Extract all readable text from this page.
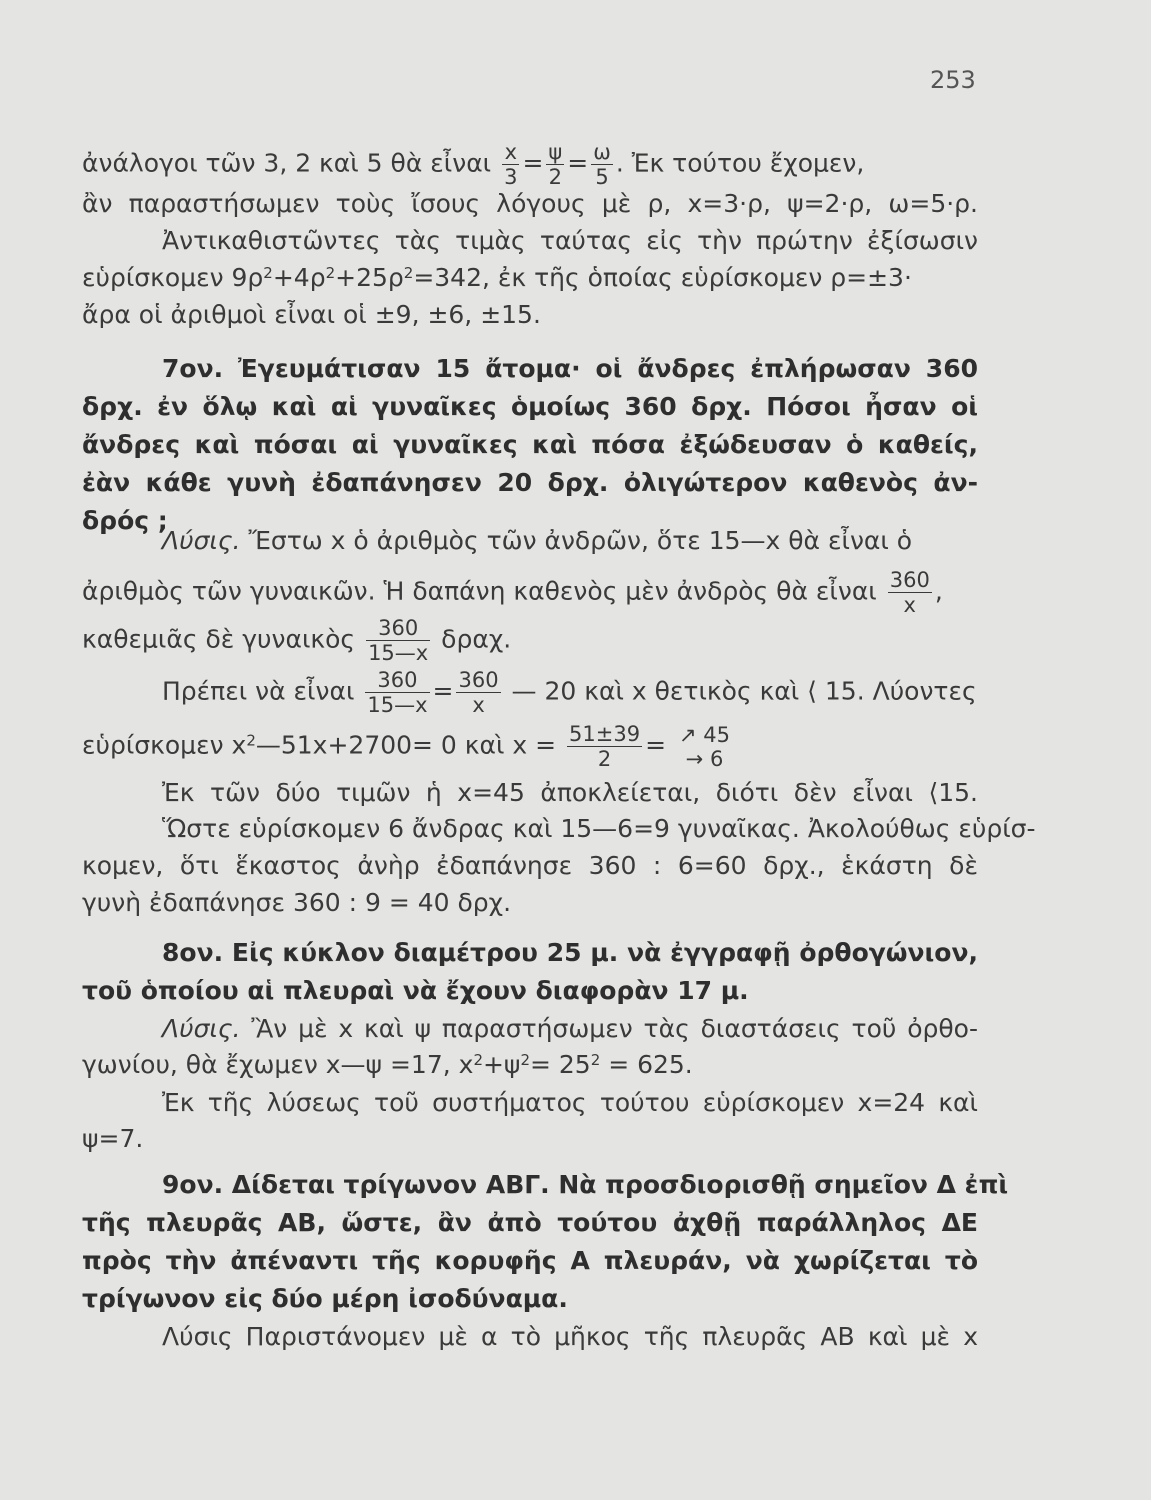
253
ἀνάλογοι τῶν 3, 2 καὶ 5 θὰ εἶναι $\frac{x}{3} = \frac{\psi}{2} = \frac{\omega}{5}$ . Ἐκ τούτου ἔχομεν,
ἂν παραστήσωμεν τοὺς ἴσους λόγους μὲ ρ, x=3·ρ, ψ=2·ρ, ω=5·ρ.
Ἀντικαθιστῶντες τὰς τιμὰς ταύτας εἰς τὴν πρώτην ἐξίσωσιν
εὑρίσκομεν $9\rho^2+4\rho^2+25\rho^2=342$, ἐκ τῆς ὁποίας εὑρίσκομεν ρ=±3·
ἄρα οἱ ἀριθμοὶ εἶναι οἱ ±9, ±6, ±15.
7ον. Ἐγευμάτισαν 15 ἄτομα· οἱ ἄνδρες ἐπλήρωσαν 360
δρχ. ἐν ὅλῳ καὶ αἱ γυναῖκες ὁμοίως 360 δρχ. Πόσοι ἦσαν οἱ
ἄνδρες καὶ πόσαι αἱ γυναῖκες καὶ πόσα ἐξώδευσαν ὁ καθείς,
ἐὰν κάθε γυνὴ ἐδαπάνησεν 20 δρχ. ὀλιγώτερον καθενὸς ἀν-
δρός ;
Λύσις. Ἔστω x ὁ ἀριθμὸς τῶν ἀνδρῶν, ὅτε 15—x θὰ εἶναι ὁ
ἀριθμὸς τῶν γυναικῶν. Ἡ δαπάνη καθενὸς μὲν ἀνδρὸς θὰ εἶναι $\frac{360}{x}$ ,
καθεμιᾶς δὲ γυναικὸς $\frac{360}{15—x} \delta\rho\alpha\chi$.
Πρέπει νὰ εἶναι $\frac{360}{15—x} = \frac{360}{x}$ — 20 καὶ x θετικὸς καὶ ⟨ 15. Λύοντες
εὑρίσκομεν $x^2—51x+2700= 0$ καὶ $x = \frac{51\pm 39}{2}$ = ↗ 45
→ 6
Ἐκ τῶν δύο τιμῶν ἡ x=45 ἀποκλείεται, διότι δὲν εἶναι ⟨15.
Ὥστε εὑρίσκομεν 6 ἄνδρας καὶ 15—6=9 γυναῖκας. Ἀκολούθως εὑρίσ-
κομεν, ὅτι ἕκαστος ἀνὴρ ἐδαπάνησε 360 : 6=60 δρχ., ἑκάστη δὲ
γυνὴ ἐδαπάνησε 360 : 9 = 40 δρχ.
8ον. Εἰς κύκλον διαμέτρου 25 μ. νὰ ἐγγραφῇ ὀρθογώνιον,
τοῦ ὁποίου αἱ πλευραὶ νὰ ἔχουν διαφορὰν 17 μ.
Λύσις. Ἂν μὲ x καὶ ψ παραστήσωμεν τὰς διαστάσεις τοῦ ὀρθο-
γωνίου, θὰ ἔχωμεν x—ψ =17, $x^2+\psi^2= 25^2 = 625$.
Ἐκ τῆς λύσεως τοῦ συστήματος τούτου εὑρίσκομεν x=24 καὶ
ψ=7.
9ον. Δίδεται τρίγωνον ΑΒΓ. Νὰ προσδιορισθῇ σημεῖον Δ ἐπὶ
τῆς πλευρᾶς ΑΒ, ὥστε, ἂν ἀπὸ τούτου ἀχθῇ παράλληλος ΔΕ
πρὸς τὴν ἀπέναντι τῆς κορυφῆς Α πλευράν, νὰ χωρίζεται τὸ
τρίγωνον εἰς δύο μέρη ἰσοδύναμα.
Λύσις Παριστάνομεν μὲ α τὸ μῆκος τῆς πλευρᾶς ΑΒ καὶ μὲ x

|---|

Reproduce every line precisely as given, omitting all pictures.

Extract all readable text from this page.
253
ἀνάλογοι τῶν 3, 2 καὶ 5 θὰ εἶναι $\frac{x}{3} = \frac{\psi}{2} = \frac{\omega}{5}$ . Ἐκ τούτου ἔχομεν,
ἂν παραστήσωμεν τοὺς ἴσους λόγους μὲ ρ, x=3·ρ, ψ=2·ρ, ω=5·ρ.
Ἀντικαθιστῶντες τὰς τιμὰς ταύτας εἰς τὴν πρώτην ἐξίσωσιν
εὑρίσκομεν $9\rho^2+4\rho^2+25\rho^2=342$, ἐκ τῆς ὁποίας εὑρίσκομεν ρ=±3·
ἄρα οἱ ἀριθμοὶ εἶναι οἱ ±9, ±6, ±15.
7ον. Ἐγευμάτισαν 15 ἄτομα· οἱ ἄνδρες ἐπλήρωσαν 360
δρχ. ἐν ὅλῳ καὶ αἱ γυναῖκες ὁμοίως 360 δρχ. Πόσοι ἦσαν οἱ
ἄνδρες καὶ πόσαι αἱ γυναῖκες καὶ πόσα ἐξώδευσαν ὁ καθείς,
ἐὰν κάθε γυνὴ ἐδαπάνησεν 20 δρχ. ὀλιγώτερον καθενὸς ἀν-
δρός ;
Λύσις. Ἔστω x ὁ ἀριθμὸς τῶν ἀνδρῶν, ὅτε 15—x θὰ εἶναι ὁ
ἀριθμὸς τῶν γυναικῶν. Ἡ δαπάνη καθενὸς μὲν ἀνδρὸς θὰ εἶναι $\frac{360}{x}$ ,
καθεμιᾶς δὲ γυναικὸς $\frac{360}{15—x} \delta\rho\alpha\chi$.
Πρέπει νὰ εἶναι $\frac{360}{15—x} = \frac{360}{x}$ — 20 καὶ x θετικὸς καὶ ⟨ 15. Λύοντες
εὑρίσκομεν $x^2—51x+2700= 0$ καὶ $x = \frac{51\pm 39}{2}$ = ↗ 45
→ 6
Ἐκ τῶν δύο τιμῶν ἡ x=45 ἀποκλείεται, διότι δὲν εἶναι ⟨15.
Ὥστε εὑρίσκομεν 6 ἄνδρας καὶ 15—6=9 γυναῖκας. Ἀκολούθως εὑρίσ-
κομεν, ὅτι ἕκαστος ἀνὴρ ἐδαπάνησε 360 : 6=60 δρχ., ἑκάστη δὲ
γυνὴ ἐδαπάνησε 360 : 9 = 40 δρχ.
8ον. Εἰς κύκλον διαμέτρου 25 μ. νὰ ἐγγραφῇ ὀρθογώνιον,
τοῦ ὁποίου αἱ πλευραὶ νὰ ἔχουν διαφορὰν 17 μ.
Λύσις. Ἂν μὲ x καὶ ψ παραστήσωμεν τὰς διαστάσεις τοῦ ὀρθο-
γωνίου, θὰ ἔχωμεν x—ψ =17, $x^2+\psi^2= 25^2 = 625$.
Ἐκ τῆς λύσεως τοῦ συστήματος τούτου εὑρίσκομεν x=24 καὶ
ψ=7.
9ον. Δίδεται τρίγωνον ΑΒΓ. Νὰ προσδιορισθῇ σημεῖον Δ ἐπὶ
τῆς πλευρᾶς ΑΒ, ὥστε, ἂν ἀπὸ τούτου ἀχθῇ παράλληλος ΔΕ
πρὸς τὴν ἀπέναντι τῆς κορυφῆς Α πλευράν, νὰ χωρίζεται τὸ
τρίγωνον εἰς δύο μέρη ἰσοδύναμα.
Λύσις Παριστάνομεν μὲ α τὸ μῆκος τῆς πλευρᾶς ΑΒ καὶ μὲ x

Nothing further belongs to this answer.